▶ Task brief
Reproduce each of the entries below word for word, leaving every line unchanged.

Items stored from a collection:

---*---

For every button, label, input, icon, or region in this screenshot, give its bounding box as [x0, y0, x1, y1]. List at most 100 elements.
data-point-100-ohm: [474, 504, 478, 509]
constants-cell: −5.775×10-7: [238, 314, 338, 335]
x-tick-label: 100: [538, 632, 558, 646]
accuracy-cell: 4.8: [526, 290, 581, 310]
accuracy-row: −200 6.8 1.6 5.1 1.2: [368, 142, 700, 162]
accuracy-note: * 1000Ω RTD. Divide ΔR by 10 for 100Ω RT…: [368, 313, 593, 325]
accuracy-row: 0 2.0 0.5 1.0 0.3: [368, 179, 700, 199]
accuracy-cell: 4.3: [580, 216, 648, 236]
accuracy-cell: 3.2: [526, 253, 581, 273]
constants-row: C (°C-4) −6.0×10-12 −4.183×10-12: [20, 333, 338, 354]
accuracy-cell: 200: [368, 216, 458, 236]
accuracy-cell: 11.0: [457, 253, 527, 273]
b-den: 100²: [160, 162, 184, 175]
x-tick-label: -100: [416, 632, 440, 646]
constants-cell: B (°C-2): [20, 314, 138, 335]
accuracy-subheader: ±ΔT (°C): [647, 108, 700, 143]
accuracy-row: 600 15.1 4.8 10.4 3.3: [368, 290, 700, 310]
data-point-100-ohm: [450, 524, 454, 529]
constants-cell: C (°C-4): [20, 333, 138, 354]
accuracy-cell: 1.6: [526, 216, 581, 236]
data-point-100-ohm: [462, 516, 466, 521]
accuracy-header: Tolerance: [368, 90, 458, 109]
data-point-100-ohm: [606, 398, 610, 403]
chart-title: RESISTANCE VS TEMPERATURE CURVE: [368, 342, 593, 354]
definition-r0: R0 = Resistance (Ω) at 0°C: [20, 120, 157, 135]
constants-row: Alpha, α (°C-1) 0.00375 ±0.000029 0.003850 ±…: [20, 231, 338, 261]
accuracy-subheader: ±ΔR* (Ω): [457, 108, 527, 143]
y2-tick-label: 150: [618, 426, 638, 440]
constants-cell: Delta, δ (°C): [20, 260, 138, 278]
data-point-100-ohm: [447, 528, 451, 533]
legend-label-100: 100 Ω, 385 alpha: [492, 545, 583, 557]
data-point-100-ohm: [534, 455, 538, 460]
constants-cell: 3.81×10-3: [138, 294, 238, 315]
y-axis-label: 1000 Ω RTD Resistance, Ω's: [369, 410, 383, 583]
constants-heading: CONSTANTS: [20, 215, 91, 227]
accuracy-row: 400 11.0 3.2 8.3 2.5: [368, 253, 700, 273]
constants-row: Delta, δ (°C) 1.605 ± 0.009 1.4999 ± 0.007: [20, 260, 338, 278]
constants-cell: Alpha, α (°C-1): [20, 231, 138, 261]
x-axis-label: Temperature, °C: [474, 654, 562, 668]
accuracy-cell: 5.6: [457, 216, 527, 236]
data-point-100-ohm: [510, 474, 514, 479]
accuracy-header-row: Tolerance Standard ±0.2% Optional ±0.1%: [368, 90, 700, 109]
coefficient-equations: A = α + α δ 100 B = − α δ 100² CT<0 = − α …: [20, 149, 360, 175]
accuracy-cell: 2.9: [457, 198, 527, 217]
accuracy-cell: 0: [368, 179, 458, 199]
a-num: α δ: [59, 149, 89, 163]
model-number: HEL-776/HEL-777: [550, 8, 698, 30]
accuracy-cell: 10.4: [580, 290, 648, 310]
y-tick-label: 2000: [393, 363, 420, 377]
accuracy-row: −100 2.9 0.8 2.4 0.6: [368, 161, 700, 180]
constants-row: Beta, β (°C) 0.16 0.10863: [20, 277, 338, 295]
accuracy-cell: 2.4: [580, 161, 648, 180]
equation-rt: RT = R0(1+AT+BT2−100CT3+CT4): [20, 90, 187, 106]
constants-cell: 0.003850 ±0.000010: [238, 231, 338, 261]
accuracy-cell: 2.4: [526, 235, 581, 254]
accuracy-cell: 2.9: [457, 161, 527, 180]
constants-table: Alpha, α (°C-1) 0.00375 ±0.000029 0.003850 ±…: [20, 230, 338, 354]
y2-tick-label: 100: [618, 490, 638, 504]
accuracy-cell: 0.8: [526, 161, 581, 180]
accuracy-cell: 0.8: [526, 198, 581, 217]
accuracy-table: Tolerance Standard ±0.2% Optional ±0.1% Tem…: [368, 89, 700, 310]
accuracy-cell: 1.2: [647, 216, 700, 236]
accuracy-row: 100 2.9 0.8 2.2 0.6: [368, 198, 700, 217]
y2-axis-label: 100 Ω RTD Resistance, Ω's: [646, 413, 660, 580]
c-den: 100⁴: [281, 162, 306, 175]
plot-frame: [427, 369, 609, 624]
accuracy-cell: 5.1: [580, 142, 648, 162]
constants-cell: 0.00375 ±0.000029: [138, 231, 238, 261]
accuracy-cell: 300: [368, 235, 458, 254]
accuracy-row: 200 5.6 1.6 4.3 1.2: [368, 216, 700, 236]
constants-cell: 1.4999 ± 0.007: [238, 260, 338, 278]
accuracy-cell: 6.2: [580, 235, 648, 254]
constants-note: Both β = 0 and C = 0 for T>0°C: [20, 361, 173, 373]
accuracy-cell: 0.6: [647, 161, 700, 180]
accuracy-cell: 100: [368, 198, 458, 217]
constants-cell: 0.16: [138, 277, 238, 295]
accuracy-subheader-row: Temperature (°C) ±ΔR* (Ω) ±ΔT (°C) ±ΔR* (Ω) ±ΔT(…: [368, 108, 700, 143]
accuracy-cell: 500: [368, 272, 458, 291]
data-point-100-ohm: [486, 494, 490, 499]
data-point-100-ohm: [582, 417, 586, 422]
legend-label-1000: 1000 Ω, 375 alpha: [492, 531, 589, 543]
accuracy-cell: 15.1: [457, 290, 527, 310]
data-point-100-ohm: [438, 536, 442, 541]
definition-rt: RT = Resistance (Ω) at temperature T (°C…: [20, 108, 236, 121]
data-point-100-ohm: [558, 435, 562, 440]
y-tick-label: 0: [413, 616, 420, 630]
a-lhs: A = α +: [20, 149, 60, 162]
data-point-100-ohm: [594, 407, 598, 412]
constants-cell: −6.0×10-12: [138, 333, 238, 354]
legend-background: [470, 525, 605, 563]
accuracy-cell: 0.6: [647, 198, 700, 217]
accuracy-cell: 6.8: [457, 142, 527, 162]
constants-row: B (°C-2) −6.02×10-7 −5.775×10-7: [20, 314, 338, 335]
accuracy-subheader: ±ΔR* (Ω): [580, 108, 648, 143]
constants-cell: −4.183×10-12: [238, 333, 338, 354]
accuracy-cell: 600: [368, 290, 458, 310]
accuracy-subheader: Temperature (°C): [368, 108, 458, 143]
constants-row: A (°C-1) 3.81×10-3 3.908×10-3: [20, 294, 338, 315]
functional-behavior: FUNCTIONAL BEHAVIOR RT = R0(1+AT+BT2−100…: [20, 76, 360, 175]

---*---

▶ Worked answer
For every button, label, input, icon, or region in this screenshot, give its bounding box as [x0, y0, x1, y1]. List at most 100 elements.
data-point-100-ohm: [474, 504, 478, 509]
constants-cell: −5.775×10-7: [238, 314, 338, 335]
x-tick-label: 100: [538, 632, 558, 646]
accuracy-cell: 4.8: [526, 290, 581, 310]
accuracy-row: −200 6.8 1.6 5.1 1.2: [368, 142, 700, 162]
accuracy-note: * 1000Ω RTD. Divide ΔR by 10 for 100Ω RT…: [368, 313, 593, 325]
accuracy-row: 0 2.0 0.5 1.0 0.3: [368, 179, 700, 199]
accuracy-cell: 4.3: [580, 216, 648, 236]
accuracy-cell: 3.2: [526, 253, 581, 273]
constants-row: C (°C-4) −6.0×10-12 −4.183×10-12: [20, 333, 338, 354]
accuracy-cell: 200: [368, 216, 458, 236]
accuracy-cell: 11.0: [457, 253, 527, 273]
b-den: 100²: [160, 162, 184, 175]
x-tick-label: -100: [416, 632, 440, 646]
constants-cell: B (°C-2): [20, 314, 138, 335]
accuracy-subheader: ±ΔT (°C): [647, 108, 700, 143]
accuracy-row: 600 15.1 4.8 10.4 3.3: [368, 290, 700, 310]
data-point-100-ohm: [450, 524, 454, 529]
constants-cell: C (°C-4): [20, 333, 138, 354]
accuracy-cell: 1.6: [526, 216, 581, 236]
data-point-100-ohm: [462, 516, 466, 521]
accuracy-header: Tolerance: [368, 90, 458, 109]
data-point-100-ohm: [606, 398, 610, 403]
chart-title: RESISTANCE VS TEMPERATURE CURVE: [368, 342, 593, 354]
definition-r0: R0 = Resistance (Ω) at 0°C: [20, 120, 157, 135]
constants-row: Alpha, α (°C-1) 0.00375 ±0.000029 0.003850 ±…: [20, 231, 338, 261]
accuracy-subheader: ±ΔR* (Ω): [457, 108, 527, 143]
y2-tick-label: 150: [618, 426, 638, 440]
constants-cell: Delta, δ (°C): [20, 260, 138, 278]
data-point-100-ohm: [447, 528, 451, 533]
legend-label-100: 100 Ω, 385 alpha: [492, 545, 583, 557]
data-point-100-ohm: [534, 455, 538, 460]
constants-cell: 3.81×10-3: [138, 294, 238, 315]
y-axis-label: 1000 Ω RTD Resistance, Ω's: [369, 410, 383, 583]
constants-heading: CONSTANTS: [20, 215, 91, 227]
accuracy-row: 400 11.0 3.2 8.3 2.5: [368, 253, 700, 273]
constants-row: Delta, δ (°C) 1.605 ± 0.009 1.4999 ± 0.007: [20, 260, 338, 278]
constants-cell: Alpha, α (°C-1): [20, 231, 138, 261]
x-axis-label: Temperature, °C: [474, 654, 562, 668]
accuracy-cell: 5.6: [457, 216, 527, 236]
data-point-100-ohm: [510, 474, 514, 479]
accuracy-header-row: Tolerance Standard ±0.2% Optional ±0.1%: [368, 90, 700, 109]
coefficient-equations: A = α + α δ 100 B = − α δ 100² CT<0 = − α …: [20, 149, 360, 175]
accuracy-cell: 2.9: [457, 198, 527, 217]
accuracy-cell: 0: [368, 179, 458, 199]
a-num: α δ: [59, 149, 89, 163]
model-number: HEL-776/HEL-777: [550, 8, 698, 30]
accuracy-cell: 10.4: [580, 290, 648, 310]
y-tick-label: 2000: [393, 363, 420, 377]
accuracy-row: −100 2.9 0.8 2.4 0.6: [368, 161, 700, 180]
constants-row: Beta, β (°C) 0.16 0.10863: [20, 277, 338, 295]
accuracy-cell: 2.4: [580, 161, 648, 180]
equation-rt: RT = R0(1+AT+BT2−100CT3+CT4): [20, 90, 187, 106]
constants-cell: 0.003850 ±0.000010: [238, 231, 338, 261]
accuracy-cell: 2.4: [526, 235, 581, 254]
accuracy-cell: 2.9: [457, 161, 527, 180]
constants-table: Alpha, α (°C-1) 0.00375 ±0.000029 0.003850 ±…: [20, 230, 338, 354]
y2-tick-label: 100: [618, 490, 638, 504]
accuracy-cell: 0.8: [526, 161, 581, 180]
accuracy-cell: 0.8: [526, 198, 581, 217]
accuracy-table: Tolerance Standard ±0.2% Optional ±0.1% Tem…: [368, 89, 700, 310]
accuracy-cell: 1.2: [647, 216, 700, 236]
accuracy-row: 100 2.9 0.8 2.2 0.6: [368, 198, 700, 217]
y2-axis-label: 100 Ω RTD Resistance, Ω's: [646, 413, 660, 580]
c-den: 100⁴: [281, 162, 306, 175]
plot-frame: [427, 369, 609, 624]
accuracy-cell: 5.1: [580, 142, 648, 162]
constants-cell: 0.00375 ±0.000029: [138, 231, 238, 261]
accuracy-cell: 300: [368, 235, 458, 254]
accuracy-row: 200 5.6 1.6 4.3 1.2: [368, 216, 700, 236]
constants-cell: 1.4999 ± 0.007: [238, 260, 338, 278]
accuracy-cell: 6.2: [580, 235, 648, 254]
constants-note: Both β = 0 and C = 0 for T>0°C: [20, 361, 173, 373]
accuracy-cell: 0.6: [647, 161, 700, 180]
accuracy-cell: 100: [368, 198, 458, 217]
constants-cell: 0.16: [138, 277, 238, 295]
accuracy-subheader-row: Temperature (°C) ±ΔR* (Ω) ±ΔT (°C) ±ΔR* (Ω) ±ΔT(…: [368, 108, 700, 143]
accuracy-cell: 500: [368, 272, 458, 291]
data-point-100-ohm: [486, 494, 490, 499]
data-point-100-ohm: [582, 417, 586, 422]
legend-label-1000: 1000 Ω, 375 alpha: [492, 531, 589, 543]
accuracy-cell: 15.1: [457, 290, 527, 310]
data-point-100-ohm: [438, 536, 442, 541]
definition-rt: RT = Resistance (Ω) at temperature T (°C…: [20, 108, 236, 121]
data-point-100-ohm: [558, 435, 562, 440]
y-tick-label: 0: [413, 616, 420, 630]
a-lhs: A = α +: [20, 149, 60, 162]
data-point-100-ohm: [594, 407, 598, 412]
constants-cell: −6.0×10-12: [138, 333, 238, 354]
legend-background: [470, 525, 605, 563]
accuracy-cell: 0.6: [647, 198, 700, 217]
accuracy-cell: 6.8: [457, 142, 527, 162]
constants-row: B (°C-2) −6.02×10-7 −5.775×10-7: [20, 314, 338, 335]
accuracy-subheader: ±ΔR* (Ω): [580, 108, 648, 143]
constants-cell: −4.183×10-12: [238, 333, 338, 354]
accuracy-cell: 600: [368, 290, 458, 310]
accuracy-subheader: Temperature (°C): [368, 108, 458, 143]
constants-row: A (°C-1) 3.81×10-3 3.908×10-3: [20, 294, 338, 315]
functional-behavior: FUNCTIONAL BEHAVIOR RT = R0(1+AT+BT2−100…: [20, 76, 360, 175]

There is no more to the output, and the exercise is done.